===== Data section

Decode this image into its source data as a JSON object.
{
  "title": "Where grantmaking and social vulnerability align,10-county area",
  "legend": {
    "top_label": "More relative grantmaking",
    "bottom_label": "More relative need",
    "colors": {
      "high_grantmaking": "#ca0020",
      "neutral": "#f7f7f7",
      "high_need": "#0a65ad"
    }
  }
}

==========

▶ **Goal**
Transcribe the whole listing with nothing added or left out.

▶ **Solution to this problem**
Decode this image into its source data as a JSON object.
{
  "title": "Where grantmaking and social vulnerability align,10-county area",
  "legend": {
    "top_label": "More relative grantmaking",
    "bottom_label": "More relative need",
    "colors": {
      "high_grantmaking": "#ca0020",
      "neutral": "#f7f7f7",
      "high_need": "#0a65ad"
    }
  }
}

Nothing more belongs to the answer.